§ Required tasks:
1. In the R walkthrough on tidying the city weather data below, which city is described as the warmest, and what average temperature is given for it?
2. Summarize the R walkthrough on tidying the city weather data below in two sentences.
3. Continue the R walkthrough on tidying the city weather data below, starting after its last line.

§ Reading text:

-- Opening Marker --

dan_cities_tid <- dan_cities %>%
mutate(
across(starts_with("Temp"), ~ parse_number(.)),
across(starts_with("Humid"), ~ parse_number(.))
)
The goal of this cleanup is to tidy the data for analysis, so that involves turning this into a long format with combined columns to reduce redundancy and then go back to its wide structure with “Measure” separated into the 2 column types that use measurements to increase clarity/visibility of all data in comparison to its original format.
dan_cities_tidy <- dan_cities_tid %>%
pivot_longer(
cols = -City,
names_to = c("Measure", "Month"),
names_sep = "_",
values_to = "Value"
) %>%
pivot_wider(
names_from = Measure,
values_from = Value
) %>%
mutate(
Month = factor(Month,
levels = c("Jan", "Feb", "Mar"),
labels = c("January", "February", "March"))
) %>%
arrange(City, Month)
dan_cities_tidy
## # A tibble: 9 × 4
## City Month Temp Humid
## <chr> <fct> <dbl> <dbl>
## 1 Chicago January 28 80
## 2 Chicago February 30 78
## 3 Chicago March 40 75
## 4 Los Angeles January 58 65
## 5 Los Angeles February 60 63
## 6 Los Angeles March 65 60
## 7 New York January 32 75
## 8 New York February 35 72
## 9 New York March 42 68
Shown is the summary for the average temperature and average humidity in each cities in the first 3 months of the year. Where Chicago tends to be the coldest with 32.6°F and by correlation, has the highest average humidity of 77.6%. Whereas Los Angeles is the warmest with 61°F with the lowest humidity compared to the other 2 cities of 62.6%.
city_summary <- dan_cities_tidy %>%
group_by(City) %>%
summarize(
Avg_Temperature = mean(Temp),
Avg_Humidity = mean(Humid)
)

-- Closing Marker --

§ Dataset:

-- Opening Marker --

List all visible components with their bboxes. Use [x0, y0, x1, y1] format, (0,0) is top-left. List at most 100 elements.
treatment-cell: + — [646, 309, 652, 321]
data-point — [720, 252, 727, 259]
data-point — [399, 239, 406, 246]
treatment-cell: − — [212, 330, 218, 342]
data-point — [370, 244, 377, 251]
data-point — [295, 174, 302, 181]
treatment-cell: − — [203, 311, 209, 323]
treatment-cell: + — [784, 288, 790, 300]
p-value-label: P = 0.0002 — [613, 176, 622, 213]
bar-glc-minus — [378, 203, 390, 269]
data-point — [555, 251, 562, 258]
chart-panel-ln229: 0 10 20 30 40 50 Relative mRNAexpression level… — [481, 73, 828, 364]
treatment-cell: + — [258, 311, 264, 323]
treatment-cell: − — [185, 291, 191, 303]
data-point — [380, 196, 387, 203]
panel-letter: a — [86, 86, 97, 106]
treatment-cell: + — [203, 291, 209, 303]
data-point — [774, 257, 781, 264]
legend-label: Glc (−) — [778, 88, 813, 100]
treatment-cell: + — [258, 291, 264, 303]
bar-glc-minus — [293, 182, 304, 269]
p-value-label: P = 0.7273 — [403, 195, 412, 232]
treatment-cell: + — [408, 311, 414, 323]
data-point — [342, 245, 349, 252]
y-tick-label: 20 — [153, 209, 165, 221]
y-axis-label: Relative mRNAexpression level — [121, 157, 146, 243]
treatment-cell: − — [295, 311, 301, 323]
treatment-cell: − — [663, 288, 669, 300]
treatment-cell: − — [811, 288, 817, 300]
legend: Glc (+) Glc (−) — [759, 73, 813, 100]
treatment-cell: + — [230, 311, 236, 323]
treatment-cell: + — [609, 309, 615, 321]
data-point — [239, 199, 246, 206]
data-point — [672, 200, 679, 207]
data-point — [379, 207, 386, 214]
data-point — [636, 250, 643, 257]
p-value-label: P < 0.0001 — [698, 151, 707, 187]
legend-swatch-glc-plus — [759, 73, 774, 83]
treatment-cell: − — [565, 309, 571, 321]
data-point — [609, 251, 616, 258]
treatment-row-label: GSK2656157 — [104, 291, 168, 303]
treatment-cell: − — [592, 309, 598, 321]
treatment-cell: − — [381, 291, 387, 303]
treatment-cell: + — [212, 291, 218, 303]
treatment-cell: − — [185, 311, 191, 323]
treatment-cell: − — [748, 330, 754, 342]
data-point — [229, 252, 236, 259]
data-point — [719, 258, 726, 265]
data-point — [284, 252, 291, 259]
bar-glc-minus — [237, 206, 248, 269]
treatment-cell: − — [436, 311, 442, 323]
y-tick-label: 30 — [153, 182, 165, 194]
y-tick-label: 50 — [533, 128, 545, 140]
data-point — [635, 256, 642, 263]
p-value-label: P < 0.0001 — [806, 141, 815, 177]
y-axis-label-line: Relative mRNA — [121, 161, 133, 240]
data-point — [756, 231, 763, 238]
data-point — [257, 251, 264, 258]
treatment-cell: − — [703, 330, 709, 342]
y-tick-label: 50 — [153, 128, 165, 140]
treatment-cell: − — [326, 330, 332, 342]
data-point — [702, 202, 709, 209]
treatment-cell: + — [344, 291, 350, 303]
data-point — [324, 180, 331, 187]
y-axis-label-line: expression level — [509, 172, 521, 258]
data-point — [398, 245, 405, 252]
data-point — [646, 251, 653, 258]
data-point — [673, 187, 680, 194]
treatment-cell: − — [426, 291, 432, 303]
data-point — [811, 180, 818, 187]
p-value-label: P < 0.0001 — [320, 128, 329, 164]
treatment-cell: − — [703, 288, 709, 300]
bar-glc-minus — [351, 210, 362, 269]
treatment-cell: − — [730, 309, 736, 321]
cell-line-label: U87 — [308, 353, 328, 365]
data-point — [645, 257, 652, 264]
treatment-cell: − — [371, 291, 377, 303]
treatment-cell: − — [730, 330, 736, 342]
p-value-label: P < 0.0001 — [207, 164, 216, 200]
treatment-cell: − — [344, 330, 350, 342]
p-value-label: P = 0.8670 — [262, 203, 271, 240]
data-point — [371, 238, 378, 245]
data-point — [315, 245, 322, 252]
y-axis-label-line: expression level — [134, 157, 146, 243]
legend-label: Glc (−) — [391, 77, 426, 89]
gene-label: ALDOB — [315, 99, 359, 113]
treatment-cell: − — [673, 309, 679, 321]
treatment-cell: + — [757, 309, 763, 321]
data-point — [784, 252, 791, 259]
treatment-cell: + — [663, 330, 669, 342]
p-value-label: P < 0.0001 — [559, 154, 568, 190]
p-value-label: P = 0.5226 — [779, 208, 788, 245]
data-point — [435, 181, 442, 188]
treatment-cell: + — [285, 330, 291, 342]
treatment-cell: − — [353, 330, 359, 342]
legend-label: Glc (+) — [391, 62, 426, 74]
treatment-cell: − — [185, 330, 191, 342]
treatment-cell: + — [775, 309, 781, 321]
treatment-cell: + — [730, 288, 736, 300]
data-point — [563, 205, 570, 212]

-- Closing Marker --

§ Activity answers:
1. Los Angeles, with an average temperature of 61°F.

2. The walkthrough converts the temperature and humidity columns to numbers, pivots the data to a long format and back to a wide one with separate Temp and Humid columns, and orders the rows by city and month. It then summarizes average temperature and humidity for each city over the first three months, noting that Chicago is the coldest with the highest humidity while Los Angeles is the warmest with the lowest.

3.
city_summary
## # A tibble: 3 × 3
## City Avg_Temperature Avg_Humidity
## <chr> <dbl> <dbl>
## 1 Chicago 32.7 77.7
## 2 Los Angeles 61 62.7
## 3 New York 36.3 71.7
Another way to analyze this data would be through visualization; and also by comparing climate differences between New York, Los Angeles, and Chicago. First, I’ll be plotting the “Temp” or temperature of the data corresponding to each city:
temperature_plot <- dan_cities_tidy %>%
ggplot(aes(x = Month, y = Temp, color = City, group = City)) +
geom_line() +
geom_point() +
labs(
title = "Temperature Trends by City",
x = "Month",
y = "Temperature (F)"
)
temperature_plot
Now here is the “Humid” or humidity of the corresponding cities for comparison, and additionally I’ll include the summary statistics to calculate the average temperature and humidity for each city in the following code block:
humidity_plot <- dan_cities_tidy %>%
ggplot(aes(x = Month, y = Humid, color = City, group = City)) +
geom_line() +
geom_point() +
labs(
title = "Humidity Trends by City",
x = "Month",
y = "Humidity (%)"
)
humidity_plot
As This correlation between the temperature and humidity is visible also within the line graphs from early which I combine using the “patchwork” package. Additionally, it tells us that as the months go by from January to March, the temperatures increase and the humidity decreases.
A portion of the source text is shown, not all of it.